• _A run of records_:
* Start *
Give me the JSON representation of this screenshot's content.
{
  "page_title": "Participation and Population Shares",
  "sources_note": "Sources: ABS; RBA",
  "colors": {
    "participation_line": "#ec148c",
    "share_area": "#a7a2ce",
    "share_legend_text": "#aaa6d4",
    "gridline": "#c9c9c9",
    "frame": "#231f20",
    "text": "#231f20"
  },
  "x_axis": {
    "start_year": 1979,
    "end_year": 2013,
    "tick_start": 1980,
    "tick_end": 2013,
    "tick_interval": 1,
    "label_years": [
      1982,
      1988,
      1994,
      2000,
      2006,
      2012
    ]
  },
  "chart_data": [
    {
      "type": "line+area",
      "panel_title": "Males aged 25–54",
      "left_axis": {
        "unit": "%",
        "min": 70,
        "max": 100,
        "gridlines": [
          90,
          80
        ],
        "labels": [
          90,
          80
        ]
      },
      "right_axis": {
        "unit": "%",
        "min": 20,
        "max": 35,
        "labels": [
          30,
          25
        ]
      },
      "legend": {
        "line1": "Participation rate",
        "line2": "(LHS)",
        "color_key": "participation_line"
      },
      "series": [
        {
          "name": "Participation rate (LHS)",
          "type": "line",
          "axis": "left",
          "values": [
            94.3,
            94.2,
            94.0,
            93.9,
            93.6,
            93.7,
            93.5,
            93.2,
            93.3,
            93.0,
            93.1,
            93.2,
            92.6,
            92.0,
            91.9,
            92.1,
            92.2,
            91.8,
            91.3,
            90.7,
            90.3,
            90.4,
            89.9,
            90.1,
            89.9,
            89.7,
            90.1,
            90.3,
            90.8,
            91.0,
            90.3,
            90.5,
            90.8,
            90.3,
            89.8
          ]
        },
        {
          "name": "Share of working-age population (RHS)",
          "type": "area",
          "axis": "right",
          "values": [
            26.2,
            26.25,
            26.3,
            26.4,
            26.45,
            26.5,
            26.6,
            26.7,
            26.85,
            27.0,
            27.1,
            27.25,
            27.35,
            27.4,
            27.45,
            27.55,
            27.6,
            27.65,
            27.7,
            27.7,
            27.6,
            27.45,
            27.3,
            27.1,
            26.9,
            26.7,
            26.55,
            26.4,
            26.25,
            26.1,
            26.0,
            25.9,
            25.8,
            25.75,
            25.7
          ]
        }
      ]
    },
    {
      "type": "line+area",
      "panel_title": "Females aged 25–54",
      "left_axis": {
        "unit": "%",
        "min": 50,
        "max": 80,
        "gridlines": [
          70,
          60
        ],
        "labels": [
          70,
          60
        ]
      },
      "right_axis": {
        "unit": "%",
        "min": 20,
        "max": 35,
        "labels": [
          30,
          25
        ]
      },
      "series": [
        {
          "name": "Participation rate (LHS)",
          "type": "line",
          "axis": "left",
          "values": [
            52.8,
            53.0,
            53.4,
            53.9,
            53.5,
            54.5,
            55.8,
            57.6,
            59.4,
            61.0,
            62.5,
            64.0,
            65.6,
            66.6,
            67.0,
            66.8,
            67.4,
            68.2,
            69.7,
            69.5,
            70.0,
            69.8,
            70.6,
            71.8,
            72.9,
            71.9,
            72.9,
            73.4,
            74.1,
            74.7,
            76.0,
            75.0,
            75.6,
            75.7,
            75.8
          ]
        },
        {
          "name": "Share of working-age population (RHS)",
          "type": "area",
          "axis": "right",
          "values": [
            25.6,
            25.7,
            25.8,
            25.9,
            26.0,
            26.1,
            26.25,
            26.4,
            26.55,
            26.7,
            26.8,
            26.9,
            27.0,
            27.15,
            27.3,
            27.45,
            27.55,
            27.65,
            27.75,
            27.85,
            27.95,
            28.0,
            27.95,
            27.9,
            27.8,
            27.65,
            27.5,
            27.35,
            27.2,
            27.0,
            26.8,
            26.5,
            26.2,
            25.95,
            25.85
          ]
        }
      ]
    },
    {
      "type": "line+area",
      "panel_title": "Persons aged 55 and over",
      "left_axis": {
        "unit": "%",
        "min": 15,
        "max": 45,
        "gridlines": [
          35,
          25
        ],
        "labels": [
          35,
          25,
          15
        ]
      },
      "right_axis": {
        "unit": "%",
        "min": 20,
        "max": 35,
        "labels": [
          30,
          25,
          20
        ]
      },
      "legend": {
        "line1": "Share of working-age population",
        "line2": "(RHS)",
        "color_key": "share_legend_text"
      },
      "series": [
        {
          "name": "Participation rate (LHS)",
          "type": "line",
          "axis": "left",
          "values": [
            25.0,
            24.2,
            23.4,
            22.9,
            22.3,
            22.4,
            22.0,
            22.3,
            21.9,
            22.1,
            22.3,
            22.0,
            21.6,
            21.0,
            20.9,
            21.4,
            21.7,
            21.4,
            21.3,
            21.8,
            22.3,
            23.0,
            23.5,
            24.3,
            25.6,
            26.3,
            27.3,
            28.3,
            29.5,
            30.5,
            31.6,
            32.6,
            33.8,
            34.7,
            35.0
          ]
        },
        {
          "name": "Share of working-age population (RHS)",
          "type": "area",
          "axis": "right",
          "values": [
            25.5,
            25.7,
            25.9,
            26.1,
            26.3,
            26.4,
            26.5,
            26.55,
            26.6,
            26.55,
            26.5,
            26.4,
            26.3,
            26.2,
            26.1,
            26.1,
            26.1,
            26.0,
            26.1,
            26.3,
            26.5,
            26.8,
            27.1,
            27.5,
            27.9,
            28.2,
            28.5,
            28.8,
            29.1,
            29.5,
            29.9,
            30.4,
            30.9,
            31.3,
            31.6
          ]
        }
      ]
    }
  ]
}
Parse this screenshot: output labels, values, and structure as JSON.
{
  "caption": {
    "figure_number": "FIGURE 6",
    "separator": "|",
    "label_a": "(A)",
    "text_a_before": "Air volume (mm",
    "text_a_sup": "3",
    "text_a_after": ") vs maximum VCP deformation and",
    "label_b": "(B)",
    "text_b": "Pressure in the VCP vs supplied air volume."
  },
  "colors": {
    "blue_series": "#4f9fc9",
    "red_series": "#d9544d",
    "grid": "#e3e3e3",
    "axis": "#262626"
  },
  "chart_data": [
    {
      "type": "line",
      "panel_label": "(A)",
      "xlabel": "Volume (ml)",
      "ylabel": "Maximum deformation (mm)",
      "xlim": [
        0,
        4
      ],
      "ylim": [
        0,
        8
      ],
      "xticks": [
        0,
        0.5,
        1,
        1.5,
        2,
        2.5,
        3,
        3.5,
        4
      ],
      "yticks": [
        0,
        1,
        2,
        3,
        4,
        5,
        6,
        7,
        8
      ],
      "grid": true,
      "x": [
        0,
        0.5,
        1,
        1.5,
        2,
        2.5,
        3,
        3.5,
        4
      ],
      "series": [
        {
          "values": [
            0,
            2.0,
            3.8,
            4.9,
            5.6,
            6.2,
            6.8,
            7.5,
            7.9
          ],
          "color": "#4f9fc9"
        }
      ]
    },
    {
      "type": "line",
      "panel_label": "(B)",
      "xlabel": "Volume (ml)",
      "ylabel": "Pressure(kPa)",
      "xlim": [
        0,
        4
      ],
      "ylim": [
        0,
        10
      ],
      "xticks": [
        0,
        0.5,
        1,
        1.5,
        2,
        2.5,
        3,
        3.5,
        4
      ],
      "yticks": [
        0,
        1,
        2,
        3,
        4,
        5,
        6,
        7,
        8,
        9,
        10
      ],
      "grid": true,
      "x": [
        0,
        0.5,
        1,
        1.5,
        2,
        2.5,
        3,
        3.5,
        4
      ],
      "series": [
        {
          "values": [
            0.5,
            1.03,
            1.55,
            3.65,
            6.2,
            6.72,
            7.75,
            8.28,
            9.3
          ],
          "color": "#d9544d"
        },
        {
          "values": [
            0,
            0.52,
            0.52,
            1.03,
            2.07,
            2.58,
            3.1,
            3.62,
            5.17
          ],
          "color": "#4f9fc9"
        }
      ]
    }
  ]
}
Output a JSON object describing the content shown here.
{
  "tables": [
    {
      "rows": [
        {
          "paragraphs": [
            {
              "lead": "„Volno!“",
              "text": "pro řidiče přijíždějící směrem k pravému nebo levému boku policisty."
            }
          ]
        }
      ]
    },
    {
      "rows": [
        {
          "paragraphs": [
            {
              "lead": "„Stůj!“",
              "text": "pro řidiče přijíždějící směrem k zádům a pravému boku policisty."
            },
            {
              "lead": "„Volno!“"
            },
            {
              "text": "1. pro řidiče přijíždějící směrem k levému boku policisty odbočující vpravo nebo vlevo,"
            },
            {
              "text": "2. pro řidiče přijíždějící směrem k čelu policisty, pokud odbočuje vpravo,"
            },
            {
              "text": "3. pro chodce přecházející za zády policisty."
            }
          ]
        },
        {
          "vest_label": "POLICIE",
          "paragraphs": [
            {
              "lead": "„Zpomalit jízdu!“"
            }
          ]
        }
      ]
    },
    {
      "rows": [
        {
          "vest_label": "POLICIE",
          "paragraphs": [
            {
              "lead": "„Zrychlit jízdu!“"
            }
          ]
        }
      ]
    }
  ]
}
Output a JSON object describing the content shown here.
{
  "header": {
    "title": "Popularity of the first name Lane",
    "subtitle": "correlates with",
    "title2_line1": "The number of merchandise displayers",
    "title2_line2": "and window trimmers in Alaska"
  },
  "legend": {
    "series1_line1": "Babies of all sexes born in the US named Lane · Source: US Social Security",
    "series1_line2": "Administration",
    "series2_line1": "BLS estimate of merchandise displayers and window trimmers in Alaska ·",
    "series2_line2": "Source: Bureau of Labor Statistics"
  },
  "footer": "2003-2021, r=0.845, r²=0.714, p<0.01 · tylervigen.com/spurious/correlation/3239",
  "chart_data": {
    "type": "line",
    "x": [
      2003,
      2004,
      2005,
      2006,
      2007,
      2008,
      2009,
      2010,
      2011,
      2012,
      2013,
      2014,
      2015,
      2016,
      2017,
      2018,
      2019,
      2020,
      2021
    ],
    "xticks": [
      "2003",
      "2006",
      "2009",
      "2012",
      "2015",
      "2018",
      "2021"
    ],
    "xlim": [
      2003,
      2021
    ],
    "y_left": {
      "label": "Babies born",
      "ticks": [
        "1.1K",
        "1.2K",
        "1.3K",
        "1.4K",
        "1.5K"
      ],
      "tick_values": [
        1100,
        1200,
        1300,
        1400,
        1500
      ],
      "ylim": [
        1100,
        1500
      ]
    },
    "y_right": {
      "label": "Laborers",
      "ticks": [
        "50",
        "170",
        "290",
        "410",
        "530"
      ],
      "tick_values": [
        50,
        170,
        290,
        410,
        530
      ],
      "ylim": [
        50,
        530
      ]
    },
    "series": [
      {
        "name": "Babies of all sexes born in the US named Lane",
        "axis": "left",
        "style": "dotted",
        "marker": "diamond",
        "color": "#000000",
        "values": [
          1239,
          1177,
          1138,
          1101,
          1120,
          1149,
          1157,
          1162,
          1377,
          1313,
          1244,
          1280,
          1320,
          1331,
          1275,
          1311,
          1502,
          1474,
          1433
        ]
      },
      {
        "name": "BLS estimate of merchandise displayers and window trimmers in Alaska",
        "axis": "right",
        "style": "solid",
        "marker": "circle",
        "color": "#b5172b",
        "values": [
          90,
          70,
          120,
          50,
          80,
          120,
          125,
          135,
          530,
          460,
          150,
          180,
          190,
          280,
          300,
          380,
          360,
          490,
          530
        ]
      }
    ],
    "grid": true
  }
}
* End *
• _WORK REQUIRED_:
From the listing above, return each line with the word "Babies".

• _RESULT OF THIS EXERCISE_:
    "series1_line1": "Babies of all sexes born in the US named Lane · Source: US Social Security",
      "label": "Babies born",
        "name": "Babies of all sexes born in the US named Lane",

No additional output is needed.